## Begin DATA SUPPLIED

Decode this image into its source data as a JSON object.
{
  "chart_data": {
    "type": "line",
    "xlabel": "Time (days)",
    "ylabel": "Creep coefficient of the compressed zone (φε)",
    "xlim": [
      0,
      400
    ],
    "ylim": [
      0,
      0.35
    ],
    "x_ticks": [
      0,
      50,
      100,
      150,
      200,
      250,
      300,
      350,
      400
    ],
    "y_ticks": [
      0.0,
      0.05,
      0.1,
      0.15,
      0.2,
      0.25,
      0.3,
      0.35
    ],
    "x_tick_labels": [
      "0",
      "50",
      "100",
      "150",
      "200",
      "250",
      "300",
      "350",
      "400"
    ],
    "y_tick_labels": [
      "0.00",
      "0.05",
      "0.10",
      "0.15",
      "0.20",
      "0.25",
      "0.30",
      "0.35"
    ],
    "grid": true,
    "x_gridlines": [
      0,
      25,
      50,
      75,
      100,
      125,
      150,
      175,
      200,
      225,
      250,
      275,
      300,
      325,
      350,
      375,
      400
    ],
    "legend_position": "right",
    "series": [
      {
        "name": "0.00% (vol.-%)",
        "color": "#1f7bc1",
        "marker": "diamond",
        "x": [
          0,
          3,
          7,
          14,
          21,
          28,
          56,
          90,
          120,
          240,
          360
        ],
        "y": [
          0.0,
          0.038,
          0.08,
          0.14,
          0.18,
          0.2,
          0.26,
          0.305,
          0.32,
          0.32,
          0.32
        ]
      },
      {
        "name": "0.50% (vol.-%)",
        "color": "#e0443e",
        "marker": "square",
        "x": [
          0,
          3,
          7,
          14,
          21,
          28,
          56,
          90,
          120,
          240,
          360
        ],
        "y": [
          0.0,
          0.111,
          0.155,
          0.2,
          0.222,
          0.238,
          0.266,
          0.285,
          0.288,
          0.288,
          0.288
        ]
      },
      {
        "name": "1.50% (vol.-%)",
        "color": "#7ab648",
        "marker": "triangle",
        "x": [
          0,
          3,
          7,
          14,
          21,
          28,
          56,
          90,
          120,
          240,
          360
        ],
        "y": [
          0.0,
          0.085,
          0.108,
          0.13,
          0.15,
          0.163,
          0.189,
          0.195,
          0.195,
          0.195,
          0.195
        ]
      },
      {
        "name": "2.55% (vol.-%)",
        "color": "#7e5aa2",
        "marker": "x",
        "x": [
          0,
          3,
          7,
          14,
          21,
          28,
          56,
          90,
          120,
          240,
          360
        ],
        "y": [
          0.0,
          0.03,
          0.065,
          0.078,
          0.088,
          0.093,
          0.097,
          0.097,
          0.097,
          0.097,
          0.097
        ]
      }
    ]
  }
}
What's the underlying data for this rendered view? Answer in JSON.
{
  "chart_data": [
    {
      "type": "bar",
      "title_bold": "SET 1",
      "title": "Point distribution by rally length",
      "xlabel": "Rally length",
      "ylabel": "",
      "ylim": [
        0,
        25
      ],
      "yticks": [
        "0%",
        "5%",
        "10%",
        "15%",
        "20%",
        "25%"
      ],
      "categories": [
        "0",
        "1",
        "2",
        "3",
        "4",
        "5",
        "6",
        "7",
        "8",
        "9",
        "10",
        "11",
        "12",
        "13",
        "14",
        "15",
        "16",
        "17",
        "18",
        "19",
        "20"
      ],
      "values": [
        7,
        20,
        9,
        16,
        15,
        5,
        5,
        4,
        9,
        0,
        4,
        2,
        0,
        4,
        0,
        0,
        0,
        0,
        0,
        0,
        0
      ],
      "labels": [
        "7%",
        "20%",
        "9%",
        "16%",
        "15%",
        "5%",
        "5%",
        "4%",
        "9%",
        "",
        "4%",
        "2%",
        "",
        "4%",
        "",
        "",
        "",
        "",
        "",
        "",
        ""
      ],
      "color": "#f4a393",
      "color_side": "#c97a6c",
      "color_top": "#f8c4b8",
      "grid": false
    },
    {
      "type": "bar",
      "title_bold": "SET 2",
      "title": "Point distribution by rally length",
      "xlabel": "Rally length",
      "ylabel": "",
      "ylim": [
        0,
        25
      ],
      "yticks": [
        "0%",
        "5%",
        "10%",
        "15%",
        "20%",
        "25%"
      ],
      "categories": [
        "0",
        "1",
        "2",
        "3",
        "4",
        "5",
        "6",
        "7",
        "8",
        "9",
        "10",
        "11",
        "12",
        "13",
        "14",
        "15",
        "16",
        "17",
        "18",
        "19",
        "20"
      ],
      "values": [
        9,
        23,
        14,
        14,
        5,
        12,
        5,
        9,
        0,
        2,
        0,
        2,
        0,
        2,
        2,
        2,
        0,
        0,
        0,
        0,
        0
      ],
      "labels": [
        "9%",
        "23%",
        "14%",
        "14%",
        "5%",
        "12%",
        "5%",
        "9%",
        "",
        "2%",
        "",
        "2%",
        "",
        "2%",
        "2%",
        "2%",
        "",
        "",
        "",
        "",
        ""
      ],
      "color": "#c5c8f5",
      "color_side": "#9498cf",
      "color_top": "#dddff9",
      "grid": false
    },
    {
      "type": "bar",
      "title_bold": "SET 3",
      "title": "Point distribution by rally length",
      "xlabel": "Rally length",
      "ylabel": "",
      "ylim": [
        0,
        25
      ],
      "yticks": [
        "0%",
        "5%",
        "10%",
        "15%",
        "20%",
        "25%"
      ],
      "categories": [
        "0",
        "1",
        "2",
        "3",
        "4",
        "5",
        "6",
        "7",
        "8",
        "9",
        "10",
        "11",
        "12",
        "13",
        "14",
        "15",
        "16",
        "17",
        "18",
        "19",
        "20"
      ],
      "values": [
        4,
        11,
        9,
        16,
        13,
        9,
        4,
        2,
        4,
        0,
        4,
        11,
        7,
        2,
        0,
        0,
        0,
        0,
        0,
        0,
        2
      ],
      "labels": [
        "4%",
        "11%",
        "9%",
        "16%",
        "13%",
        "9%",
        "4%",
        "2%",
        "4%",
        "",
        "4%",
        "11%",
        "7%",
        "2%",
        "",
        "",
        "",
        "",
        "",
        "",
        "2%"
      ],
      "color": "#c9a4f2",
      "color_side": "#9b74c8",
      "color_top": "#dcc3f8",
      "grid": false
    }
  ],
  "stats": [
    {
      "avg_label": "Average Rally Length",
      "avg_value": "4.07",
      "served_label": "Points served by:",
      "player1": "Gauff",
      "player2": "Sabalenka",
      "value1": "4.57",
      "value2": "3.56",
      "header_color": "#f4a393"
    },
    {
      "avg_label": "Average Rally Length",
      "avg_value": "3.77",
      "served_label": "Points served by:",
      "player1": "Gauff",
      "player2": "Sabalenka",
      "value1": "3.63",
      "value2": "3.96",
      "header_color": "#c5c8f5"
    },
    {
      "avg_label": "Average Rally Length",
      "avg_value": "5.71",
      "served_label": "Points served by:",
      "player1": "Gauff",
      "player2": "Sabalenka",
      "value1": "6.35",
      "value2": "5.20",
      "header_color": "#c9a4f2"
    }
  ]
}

## End DATA SUPPLIED

## [THE EXERCISE]
Return all of the entries exactly as they were supplied.

## [SOLUTION TO THIS TASK]
Decode this image into its source data as a JSON object.
{
  "chart_data": {
    "type": "line",
    "xlabel": "Time (days)",
    "ylabel": "Creep coefficient of the compressed zone (φε)",
    "xlim": [
      0,
      400
    ],
    "ylim": [
      0,
      0.35
    ],
    "x_ticks": [
      0,
      50,
      100,
      150,
      200,
      250,
      300,
      350,
      400
    ],
    "y_ticks": [
      0.0,
      0.05,
      0.1,
      0.15,
      0.2,
      0.25,
      0.3,
      0.35
    ],
    "x_tick_labels": [
      "0",
      "50",
      "100",
      "150",
      "200",
      "250",
      "300",
      "350",
      "400"
    ],
    "y_tick_labels": [
      "0.00",
      "0.05",
      "0.10",
      "0.15",
      "0.20",
      "0.25",
      "0.30",
      "0.35"
    ],
    "grid": true,
    "x_gridlines": [
      0,
      25,
      50,
      75,
      100,
      125,
      150,
      175,
      200,
      225,
      250,
      275,
      300,
      325,
      350,
      375,
      400
    ],
    "legend_position": "right",
    "series": [
      {
        "name": "0.00% (vol.-%)",
        "color": "#1f7bc1",
        "marker": "diamond",
        "x": [
          0,
          3,
          7,
          14,
          21,
          28,
          56,
          90,
          120,
          240,
          360
        ],
        "y": [
          0.0,
          0.038,
          0.08,
          0.14,
          0.18,
          0.2,
          0.26,
          0.305,
          0.32,
          0.32,
          0.32
        ]
      },
      {
        "name": "0.50% (vol.-%)",
        "color": "#e0443e",
        "marker": "square",
        "x": [
          0,
          3,
          7,
          14,
          21,
          28,
          56,
          90,
          120,
          240,
          360
        ],
        "y": [
          0.0,
          0.111,
          0.155,
          0.2,
          0.222,
          0.238,
          0.266,
          0.285,
          0.288,
          0.288,
          0.288
        ]
      },
      {
        "name": "1.50% (vol.-%)",
        "color": "#7ab648",
        "marker": "triangle",
        "x": [
          0,
          3,
          7,
          14,
          21,
          28,
          56,
          90,
          120,
          240,
          360
        ],
        "y": [
          0.0,
          0.085,
          0.108,
          0.13,
          0.15,
          0.163,
          0.189,
          0.195,
          0.195,
          0.195,
          0.195
        ]
      },
      {
        "name": "2.55% (vol.-%)",
        "color": "#7e5aa2",
        "marker": "x",
        "x": [
          0,
          3,
          7,
          14,
          21,
          28,
          56,
          90,
          120,
          240,
          360
        ],
        "y": [
          0.0,
          0.03,
          0.065,
          0.078,
          0.088,
          0.093,
          0.097,
          0.097,
          0.097,
          0.097,
          0.097
        ]
      }
    ]
  }
}
What's the underlying data for this rendered view? Answer in JSON.
{
  "chart_data": [
    {
      "type": "bar",
      "title_bold": "SET 1",
      "title": "Point distribution by rally length",
      "xlabel": "Rally length",
      "ylabel": "",
      "ylim": [
        0,
        25
      ],
      "yticks": [
        "0%",
        "5%",
        "10%",
        "15%",
        "20%",
        "25%"
      ],
      "categories": [
        "0",
        "1",
        "2",
        "3",
        "4",
        "5",
        "6",
        "7",
        "8",
        "9",
        "10",
        "11",
        "12",
        "13",
        "14",
        "15",
        "16",
        "17",
        "18",
        "19",
        "20"
      ],
      "values": [
        7,
        20,
        9,
        16,
        15,
        5,
        5,
        4,
        9,
        0,
        4,
        2,
        0,
        4,
        0,
        0,
        0,
        0,
        0,
        0,
        0
      ],
      "labels": [
        "7%",
        "20%",
        "9%",
        "16%",
        "15%",
        "5%",
        "5%",
        "4%",
        "9%",
        "",
        "4%",
        "2%",
        "",
        "4%",
        "",
        "",
        "",
        "",
        "",
        "",
        ""
      ],
      "color": "#f4a393",
      "color_side": "#c97a6c",
      "color_top": "#f8c4b8",
      "grid": false
    },
    {
      "type": "bar",
      "title_bold": "SET 2",
      "title": "Point distribution by rally length",
      "xlabel": "Rally length",
      "ylabel": "",
      "ylim": [
        0,
        25
      ],
      "yticks": [
        "0%",
        "5%",
        "10%",
        "15%",
        "20%",
        "25%"
      ],
      "categories": [
        "0",
        "1",
        "2",
        "3",
        "4",
        "5",
        "6",
        "7",
        "8",
        "9",
        "10",
        "11",
        "12",
        "13",
        "14",
        "15",
        "16",
        "17",
        "18",
        "19",
        "20"
      ],
      "values": [
        9,
        23,
        14,
        14,
        5,
        12,
        5,
        9,
        0,
        2,
        0,
        2,
        0,
        2,
        2,
        2,
        0,
        0,
        0,
        0,
        0
      ],
      "labels": [
        "9%",
        "23%",
        "14%",
        "14%",
        "5%",
        "12%",
        "5%",
        "9%",
        "",
        "2%",
        "",
        "2%",
        "",
        "2%",
        "2%",
        "2%",
        "",
        "",
        "",
        "",
        ""
      ],
      "color": "#c5c8f5",
      "color_side": "#9498cf",
      "color_top": "#dddff9",
      "grid": false
    },
    {
      "type": "bar",
      "title_bold": "SET 3",
      "title": "Point distribution by rally length",
      "xlabel": "Rally length",
      "ylabel": "",
      "ylim": [
        0,
        25
      ],
      "yticks": [
        "0%",
        "5%",
        "10%",
        "15%",
        "20%",
        "25%"
      ],
      "categories": [
        "0",
        "1",
        "2",
        "3",
        "4",
        "5",
        "6",
        "7",
        "8",
        "9",
        "10",
        "11",
        "12",
        "13",
        "14",
        "15",
        "16",
        "17",
        "18",
        "19",
        "20"
      ],
      "values": [
        4,
        11,
        9,
        16,
        13,
        9,
        4,
        2,
        4,
        0,
        4,
        11,
        7,
        2,
        0,
        0,
        0,
        0,
        0,
        0,
        2
      ],
      "labels": [
        "4%",
        "11%",
        "9%",
        "16%",
        "13%",
        "9%",
        "4%",
        "2%",
        "4%",
        "",
        "4%",
        "11%",
        "7%",
        "2%",
        "",
        "",
        "",
        "",
        "",
        "",
        "2%"
      ],
      "color": "#c9a4f2",
      "color_side": "#9b74c8",
      "color_top": "#dcc3f8",
      "grid": false
    }
  ],
  "stats": [
    {
      "avg_label": "Average Rally Length",
      "avg_value": "4.07",
      "served_label": "Points served by:",
      "player1": "Gauff",
      "player2": "Sabalenka",
      "value1": "4.57",
      "value2": "3.56",
      "header_color": "#f4a393"
    },
    {
      "avg_label": "Average Rally Length",
      "avg_value": "3.77",
      "served_label": "Points served by:",
      "player1": "Gauff",
      "player2": "Sabalenka",
      "value1": "3.63",
      "value2": "3.96",
      "header_color": "#c5c8f5"
    },
    {
      "avg_label": "Average Rally Length",
      "avg_value": "5.71",
      "served_label": "Points served by:",
      "player1": "Gauff",
      "player2": "Sabalenka",
      "value1": "6.35",
      "value2": "5.20",
      "header_color": "#c9a4f2"
    }
  ]
}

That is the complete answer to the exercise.